Exercise directions: Work out how many lines in the entries below include the word "Generator". Give nothing but the number.

Excerpted data:
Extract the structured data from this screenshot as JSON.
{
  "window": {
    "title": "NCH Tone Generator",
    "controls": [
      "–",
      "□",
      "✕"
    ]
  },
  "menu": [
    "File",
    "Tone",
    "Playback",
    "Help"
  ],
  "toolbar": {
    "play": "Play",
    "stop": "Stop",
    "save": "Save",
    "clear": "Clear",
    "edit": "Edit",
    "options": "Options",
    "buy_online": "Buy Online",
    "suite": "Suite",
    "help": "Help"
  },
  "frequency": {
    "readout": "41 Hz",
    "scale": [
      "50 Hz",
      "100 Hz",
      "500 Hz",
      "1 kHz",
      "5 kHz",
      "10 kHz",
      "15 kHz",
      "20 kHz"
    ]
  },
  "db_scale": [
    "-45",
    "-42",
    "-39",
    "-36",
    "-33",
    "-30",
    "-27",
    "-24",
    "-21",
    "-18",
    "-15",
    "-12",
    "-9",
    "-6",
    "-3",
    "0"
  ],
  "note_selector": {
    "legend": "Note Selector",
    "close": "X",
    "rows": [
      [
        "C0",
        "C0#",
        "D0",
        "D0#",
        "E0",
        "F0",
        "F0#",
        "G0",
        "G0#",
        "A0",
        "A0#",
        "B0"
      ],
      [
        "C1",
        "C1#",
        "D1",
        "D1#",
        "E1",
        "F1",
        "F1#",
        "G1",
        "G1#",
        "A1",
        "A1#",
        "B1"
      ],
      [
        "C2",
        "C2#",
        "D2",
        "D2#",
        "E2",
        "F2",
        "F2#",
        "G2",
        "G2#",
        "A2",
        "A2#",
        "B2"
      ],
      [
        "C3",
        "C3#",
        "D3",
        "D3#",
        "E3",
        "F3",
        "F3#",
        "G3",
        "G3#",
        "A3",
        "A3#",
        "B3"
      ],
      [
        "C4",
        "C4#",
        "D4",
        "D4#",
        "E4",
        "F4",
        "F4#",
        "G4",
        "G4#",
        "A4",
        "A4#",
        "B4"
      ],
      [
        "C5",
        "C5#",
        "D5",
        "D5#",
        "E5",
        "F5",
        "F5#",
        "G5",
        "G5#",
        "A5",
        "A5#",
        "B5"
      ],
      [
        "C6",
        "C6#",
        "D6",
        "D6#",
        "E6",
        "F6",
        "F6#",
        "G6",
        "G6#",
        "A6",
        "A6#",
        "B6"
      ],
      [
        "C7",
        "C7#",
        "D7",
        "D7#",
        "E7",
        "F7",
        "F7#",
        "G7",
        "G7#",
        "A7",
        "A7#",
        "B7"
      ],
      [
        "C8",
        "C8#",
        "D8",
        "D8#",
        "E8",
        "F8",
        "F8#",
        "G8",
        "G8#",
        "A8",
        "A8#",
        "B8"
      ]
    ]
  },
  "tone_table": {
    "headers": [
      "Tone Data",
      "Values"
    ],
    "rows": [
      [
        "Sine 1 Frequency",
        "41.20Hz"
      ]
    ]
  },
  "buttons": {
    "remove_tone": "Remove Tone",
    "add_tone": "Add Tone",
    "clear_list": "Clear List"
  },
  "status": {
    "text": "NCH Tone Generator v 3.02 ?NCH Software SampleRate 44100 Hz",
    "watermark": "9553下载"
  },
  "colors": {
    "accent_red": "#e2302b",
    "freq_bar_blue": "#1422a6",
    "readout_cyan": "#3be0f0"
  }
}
---
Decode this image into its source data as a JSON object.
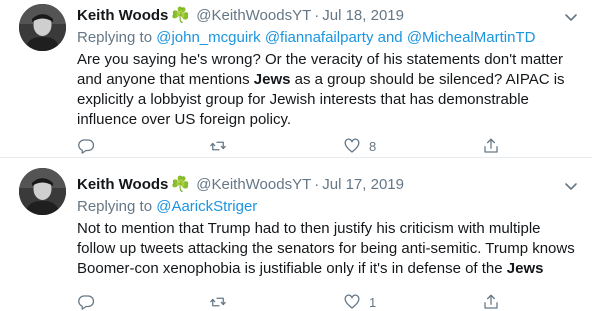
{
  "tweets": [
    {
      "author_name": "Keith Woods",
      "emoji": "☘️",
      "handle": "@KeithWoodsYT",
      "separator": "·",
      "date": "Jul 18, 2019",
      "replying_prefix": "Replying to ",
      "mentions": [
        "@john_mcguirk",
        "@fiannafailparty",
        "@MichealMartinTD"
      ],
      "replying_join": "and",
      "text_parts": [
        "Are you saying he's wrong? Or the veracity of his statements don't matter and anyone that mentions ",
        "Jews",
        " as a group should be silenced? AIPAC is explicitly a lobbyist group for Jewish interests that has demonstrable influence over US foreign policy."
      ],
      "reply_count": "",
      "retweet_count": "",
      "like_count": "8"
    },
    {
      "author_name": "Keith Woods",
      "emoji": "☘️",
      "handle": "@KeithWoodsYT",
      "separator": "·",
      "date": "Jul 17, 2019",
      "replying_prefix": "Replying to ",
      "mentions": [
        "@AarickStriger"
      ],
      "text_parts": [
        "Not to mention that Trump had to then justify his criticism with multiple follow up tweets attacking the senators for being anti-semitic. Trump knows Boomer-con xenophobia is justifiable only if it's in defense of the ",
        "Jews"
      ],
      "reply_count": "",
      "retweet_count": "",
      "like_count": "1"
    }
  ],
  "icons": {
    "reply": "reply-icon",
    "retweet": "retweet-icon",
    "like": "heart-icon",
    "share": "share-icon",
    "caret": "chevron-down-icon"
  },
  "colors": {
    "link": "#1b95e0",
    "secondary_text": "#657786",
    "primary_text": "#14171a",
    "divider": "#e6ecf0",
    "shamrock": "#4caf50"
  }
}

Response to this task: 2